▶ [The exercise]
Find each line in the following listing that has the string "死亡病例报告管理领导小组职责", then state the count and nothing else.

(Part of a data file)
-------------------------

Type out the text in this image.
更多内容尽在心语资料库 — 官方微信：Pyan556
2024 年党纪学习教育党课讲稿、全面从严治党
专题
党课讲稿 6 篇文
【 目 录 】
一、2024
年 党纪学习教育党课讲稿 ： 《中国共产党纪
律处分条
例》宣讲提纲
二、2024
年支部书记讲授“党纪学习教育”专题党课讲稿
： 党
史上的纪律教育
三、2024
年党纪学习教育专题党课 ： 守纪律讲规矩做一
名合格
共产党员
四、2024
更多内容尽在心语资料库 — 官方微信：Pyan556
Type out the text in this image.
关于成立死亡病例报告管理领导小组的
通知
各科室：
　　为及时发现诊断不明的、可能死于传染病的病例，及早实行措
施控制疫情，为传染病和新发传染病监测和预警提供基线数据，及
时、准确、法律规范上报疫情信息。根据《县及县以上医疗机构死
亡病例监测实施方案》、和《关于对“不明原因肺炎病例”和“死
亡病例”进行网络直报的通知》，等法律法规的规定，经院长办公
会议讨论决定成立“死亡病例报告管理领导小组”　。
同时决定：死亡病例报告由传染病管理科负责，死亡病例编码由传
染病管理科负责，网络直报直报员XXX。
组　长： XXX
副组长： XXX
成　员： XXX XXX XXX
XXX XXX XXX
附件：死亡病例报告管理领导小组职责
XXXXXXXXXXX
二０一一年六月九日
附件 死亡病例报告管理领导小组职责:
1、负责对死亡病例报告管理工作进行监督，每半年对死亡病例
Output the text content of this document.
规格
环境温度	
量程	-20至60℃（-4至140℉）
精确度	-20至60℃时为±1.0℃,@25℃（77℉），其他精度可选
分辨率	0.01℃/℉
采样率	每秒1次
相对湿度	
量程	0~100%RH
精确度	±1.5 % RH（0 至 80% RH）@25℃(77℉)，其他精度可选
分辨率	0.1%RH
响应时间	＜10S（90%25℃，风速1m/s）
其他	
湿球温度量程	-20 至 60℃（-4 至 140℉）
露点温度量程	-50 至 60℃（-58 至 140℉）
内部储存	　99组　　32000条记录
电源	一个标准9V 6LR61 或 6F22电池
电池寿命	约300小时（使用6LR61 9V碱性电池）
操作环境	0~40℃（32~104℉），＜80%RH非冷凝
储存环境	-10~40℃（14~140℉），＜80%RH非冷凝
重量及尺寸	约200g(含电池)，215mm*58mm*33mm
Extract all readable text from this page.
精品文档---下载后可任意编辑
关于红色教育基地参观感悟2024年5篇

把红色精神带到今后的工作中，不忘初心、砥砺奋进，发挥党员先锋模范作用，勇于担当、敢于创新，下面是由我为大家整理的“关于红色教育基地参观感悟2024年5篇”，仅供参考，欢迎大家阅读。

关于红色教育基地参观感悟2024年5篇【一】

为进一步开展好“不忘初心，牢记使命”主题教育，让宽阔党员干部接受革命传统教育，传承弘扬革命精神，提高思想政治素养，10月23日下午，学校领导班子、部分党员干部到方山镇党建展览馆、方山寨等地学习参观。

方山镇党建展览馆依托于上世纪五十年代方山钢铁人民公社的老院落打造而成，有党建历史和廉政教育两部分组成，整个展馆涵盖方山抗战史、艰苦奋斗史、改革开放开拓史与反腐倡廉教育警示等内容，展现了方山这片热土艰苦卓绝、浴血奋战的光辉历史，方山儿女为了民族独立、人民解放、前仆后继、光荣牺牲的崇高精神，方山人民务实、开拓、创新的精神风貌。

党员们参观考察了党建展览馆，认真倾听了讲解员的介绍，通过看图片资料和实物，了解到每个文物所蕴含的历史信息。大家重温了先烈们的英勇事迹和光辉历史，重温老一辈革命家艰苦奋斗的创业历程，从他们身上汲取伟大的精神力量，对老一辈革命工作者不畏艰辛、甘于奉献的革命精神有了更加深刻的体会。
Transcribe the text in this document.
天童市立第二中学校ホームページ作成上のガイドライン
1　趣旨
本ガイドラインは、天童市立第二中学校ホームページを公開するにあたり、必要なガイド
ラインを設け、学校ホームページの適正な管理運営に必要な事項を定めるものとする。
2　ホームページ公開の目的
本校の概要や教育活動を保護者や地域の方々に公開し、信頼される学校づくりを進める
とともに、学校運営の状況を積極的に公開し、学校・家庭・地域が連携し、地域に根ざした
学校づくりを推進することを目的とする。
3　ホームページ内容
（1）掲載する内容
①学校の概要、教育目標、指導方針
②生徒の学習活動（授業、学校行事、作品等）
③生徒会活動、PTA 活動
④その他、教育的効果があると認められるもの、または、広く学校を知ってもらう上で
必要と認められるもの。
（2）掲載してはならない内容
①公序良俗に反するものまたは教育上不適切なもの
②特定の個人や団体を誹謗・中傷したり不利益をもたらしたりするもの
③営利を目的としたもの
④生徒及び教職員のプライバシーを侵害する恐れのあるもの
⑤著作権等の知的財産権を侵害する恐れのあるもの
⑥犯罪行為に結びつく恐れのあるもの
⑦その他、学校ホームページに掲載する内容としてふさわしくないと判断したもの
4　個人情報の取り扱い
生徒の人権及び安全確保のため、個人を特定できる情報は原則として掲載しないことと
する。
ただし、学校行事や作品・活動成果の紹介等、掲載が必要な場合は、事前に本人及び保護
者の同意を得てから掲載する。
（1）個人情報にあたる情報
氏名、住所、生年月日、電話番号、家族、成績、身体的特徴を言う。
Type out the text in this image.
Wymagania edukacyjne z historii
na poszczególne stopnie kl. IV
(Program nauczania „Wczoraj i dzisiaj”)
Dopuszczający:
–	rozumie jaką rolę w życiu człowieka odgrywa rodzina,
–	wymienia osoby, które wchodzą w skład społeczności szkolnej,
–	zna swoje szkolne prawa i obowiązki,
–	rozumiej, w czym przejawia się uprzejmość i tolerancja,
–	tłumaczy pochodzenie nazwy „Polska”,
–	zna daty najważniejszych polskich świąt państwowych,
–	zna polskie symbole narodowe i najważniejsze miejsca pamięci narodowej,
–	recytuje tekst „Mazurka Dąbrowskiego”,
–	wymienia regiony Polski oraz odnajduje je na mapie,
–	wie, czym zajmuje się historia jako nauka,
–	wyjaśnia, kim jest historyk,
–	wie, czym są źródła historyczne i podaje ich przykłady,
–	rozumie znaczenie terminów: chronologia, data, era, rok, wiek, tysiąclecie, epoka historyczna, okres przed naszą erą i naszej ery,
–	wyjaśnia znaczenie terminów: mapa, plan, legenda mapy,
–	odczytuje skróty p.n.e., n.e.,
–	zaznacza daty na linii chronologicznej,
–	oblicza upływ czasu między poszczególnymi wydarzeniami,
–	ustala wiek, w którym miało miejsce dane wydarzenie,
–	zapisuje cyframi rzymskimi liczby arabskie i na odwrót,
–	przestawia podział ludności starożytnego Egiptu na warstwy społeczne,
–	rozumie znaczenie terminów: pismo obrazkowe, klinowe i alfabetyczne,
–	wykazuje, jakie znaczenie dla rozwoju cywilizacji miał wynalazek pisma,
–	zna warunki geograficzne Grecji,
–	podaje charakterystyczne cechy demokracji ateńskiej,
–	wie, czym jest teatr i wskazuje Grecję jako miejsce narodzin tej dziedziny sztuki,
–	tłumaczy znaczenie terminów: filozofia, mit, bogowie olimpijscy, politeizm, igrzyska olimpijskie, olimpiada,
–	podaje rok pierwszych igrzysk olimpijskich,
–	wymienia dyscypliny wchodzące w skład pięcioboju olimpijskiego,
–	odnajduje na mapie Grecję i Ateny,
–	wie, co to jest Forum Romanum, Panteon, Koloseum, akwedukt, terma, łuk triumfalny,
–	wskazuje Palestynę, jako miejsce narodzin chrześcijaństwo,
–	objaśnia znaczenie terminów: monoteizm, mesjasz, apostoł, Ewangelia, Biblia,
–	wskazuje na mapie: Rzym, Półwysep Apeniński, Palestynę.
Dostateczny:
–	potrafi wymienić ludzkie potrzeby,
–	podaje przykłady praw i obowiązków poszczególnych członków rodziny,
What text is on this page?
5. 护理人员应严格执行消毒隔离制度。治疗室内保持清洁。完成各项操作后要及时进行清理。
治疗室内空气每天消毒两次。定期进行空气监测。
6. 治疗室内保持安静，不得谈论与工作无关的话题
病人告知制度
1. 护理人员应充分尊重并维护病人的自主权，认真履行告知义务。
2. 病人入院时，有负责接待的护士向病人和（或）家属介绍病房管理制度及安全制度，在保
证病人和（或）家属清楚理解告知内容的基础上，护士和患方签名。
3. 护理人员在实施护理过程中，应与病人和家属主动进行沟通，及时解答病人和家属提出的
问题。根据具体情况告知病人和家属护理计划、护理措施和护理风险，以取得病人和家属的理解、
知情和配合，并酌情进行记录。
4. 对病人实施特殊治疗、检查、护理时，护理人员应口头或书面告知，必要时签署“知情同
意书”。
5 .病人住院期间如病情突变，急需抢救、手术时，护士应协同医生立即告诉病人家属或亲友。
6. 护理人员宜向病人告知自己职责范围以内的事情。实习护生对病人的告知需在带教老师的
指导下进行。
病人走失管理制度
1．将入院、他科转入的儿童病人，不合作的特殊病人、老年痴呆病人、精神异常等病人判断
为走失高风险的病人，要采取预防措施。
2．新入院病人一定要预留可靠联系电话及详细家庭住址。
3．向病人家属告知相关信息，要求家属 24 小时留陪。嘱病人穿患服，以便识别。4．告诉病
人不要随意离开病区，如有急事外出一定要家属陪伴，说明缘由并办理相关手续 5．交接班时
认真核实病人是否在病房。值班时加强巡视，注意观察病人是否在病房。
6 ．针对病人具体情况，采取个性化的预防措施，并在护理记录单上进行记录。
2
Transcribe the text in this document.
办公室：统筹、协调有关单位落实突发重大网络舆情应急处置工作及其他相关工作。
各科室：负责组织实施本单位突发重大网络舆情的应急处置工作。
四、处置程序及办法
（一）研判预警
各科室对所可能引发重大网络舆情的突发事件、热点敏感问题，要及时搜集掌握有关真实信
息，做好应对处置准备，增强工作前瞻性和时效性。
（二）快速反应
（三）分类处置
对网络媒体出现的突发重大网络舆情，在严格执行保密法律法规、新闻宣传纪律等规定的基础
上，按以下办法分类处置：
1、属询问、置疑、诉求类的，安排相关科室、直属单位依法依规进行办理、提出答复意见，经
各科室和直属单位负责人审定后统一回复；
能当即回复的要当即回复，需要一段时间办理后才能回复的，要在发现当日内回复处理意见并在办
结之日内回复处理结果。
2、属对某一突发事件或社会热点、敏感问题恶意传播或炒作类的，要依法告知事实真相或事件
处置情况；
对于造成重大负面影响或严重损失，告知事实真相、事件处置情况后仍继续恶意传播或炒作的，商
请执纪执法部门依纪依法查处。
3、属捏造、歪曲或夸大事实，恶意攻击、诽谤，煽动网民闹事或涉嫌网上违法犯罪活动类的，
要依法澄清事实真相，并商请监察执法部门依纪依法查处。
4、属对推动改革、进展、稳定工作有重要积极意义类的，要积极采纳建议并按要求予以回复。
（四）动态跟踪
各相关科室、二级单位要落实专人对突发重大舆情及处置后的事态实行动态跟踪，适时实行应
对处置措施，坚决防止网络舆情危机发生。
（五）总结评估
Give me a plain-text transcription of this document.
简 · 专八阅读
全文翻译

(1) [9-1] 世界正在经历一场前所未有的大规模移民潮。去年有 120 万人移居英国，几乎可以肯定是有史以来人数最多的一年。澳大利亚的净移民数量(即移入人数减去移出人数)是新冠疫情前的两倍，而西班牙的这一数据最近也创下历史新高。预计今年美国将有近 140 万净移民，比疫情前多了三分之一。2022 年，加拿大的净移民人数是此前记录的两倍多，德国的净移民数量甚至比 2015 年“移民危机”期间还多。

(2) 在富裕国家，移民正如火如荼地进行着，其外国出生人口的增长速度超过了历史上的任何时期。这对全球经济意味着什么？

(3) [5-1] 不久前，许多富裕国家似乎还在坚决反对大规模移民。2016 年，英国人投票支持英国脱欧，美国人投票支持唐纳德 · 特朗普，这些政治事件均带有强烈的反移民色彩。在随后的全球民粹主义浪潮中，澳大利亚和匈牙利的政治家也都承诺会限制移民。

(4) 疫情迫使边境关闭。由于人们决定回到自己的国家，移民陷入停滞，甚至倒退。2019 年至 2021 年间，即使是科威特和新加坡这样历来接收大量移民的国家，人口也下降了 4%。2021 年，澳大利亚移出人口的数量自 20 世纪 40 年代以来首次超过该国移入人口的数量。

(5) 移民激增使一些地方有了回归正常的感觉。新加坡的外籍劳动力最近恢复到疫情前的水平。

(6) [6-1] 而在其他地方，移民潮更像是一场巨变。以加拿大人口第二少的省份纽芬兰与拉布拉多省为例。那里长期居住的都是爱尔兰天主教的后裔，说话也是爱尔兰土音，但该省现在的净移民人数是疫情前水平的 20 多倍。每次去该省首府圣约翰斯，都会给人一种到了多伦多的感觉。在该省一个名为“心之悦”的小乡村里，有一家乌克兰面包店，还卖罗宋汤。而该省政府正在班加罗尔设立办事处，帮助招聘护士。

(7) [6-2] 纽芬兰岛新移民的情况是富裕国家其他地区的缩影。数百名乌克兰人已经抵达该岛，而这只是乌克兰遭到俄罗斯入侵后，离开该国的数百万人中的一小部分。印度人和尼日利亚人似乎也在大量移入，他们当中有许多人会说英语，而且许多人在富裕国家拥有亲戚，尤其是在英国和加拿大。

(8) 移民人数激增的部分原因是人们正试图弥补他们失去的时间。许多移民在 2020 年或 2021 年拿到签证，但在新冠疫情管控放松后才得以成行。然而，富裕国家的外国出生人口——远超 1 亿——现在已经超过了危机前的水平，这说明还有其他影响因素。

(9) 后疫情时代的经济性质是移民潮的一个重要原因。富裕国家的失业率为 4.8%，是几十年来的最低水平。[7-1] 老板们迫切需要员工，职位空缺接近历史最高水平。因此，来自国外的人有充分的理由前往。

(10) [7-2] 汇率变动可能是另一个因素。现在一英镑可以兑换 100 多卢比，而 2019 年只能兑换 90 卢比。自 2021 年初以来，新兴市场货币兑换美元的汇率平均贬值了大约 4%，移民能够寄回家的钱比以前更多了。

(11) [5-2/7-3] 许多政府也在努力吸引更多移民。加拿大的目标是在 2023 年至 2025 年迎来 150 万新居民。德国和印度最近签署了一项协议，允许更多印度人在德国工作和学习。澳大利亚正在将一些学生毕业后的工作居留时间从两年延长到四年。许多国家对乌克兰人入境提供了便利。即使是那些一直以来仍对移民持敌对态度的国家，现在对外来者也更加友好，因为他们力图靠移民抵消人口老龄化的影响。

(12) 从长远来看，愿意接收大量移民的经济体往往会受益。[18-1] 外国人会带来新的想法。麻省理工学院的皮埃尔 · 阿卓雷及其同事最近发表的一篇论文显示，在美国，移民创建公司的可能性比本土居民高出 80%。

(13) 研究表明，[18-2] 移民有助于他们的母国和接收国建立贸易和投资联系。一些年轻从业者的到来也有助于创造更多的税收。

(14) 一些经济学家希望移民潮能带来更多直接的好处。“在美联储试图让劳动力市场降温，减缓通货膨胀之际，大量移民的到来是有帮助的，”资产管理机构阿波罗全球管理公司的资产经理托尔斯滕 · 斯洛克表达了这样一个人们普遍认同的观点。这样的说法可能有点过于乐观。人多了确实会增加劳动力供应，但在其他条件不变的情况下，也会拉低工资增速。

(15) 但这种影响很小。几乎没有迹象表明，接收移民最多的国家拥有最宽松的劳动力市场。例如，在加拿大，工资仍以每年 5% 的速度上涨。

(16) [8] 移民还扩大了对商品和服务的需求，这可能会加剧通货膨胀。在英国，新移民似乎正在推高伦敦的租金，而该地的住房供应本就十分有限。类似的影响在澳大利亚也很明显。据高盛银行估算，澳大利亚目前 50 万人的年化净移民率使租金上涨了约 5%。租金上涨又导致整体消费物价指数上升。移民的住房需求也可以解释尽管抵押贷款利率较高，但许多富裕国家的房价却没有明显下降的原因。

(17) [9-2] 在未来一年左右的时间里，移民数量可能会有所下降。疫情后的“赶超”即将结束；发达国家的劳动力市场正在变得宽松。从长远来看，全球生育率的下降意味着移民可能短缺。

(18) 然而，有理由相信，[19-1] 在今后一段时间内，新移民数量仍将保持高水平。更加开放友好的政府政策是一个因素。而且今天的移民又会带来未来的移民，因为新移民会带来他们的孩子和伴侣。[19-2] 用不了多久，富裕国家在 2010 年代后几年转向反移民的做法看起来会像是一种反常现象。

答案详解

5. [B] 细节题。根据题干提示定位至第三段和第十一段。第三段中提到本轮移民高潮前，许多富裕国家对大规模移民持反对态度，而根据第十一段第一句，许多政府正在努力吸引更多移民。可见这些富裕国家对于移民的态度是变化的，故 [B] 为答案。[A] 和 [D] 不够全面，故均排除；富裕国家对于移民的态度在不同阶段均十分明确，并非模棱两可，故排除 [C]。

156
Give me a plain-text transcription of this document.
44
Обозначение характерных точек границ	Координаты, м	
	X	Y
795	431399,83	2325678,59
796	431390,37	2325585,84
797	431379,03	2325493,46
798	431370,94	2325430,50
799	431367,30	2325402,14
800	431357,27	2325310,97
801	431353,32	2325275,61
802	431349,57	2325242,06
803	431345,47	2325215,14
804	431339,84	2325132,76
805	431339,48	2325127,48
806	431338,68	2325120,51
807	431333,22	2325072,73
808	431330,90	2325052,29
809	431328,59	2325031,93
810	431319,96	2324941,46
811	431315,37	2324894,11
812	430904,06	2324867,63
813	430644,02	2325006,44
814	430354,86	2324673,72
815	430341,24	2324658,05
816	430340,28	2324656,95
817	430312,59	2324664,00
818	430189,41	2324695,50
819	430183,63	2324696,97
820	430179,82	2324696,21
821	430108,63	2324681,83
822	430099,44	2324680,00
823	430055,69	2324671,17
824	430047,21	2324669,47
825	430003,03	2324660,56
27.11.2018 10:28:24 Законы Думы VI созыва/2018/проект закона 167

-------------------------

▶ [The completed task]
2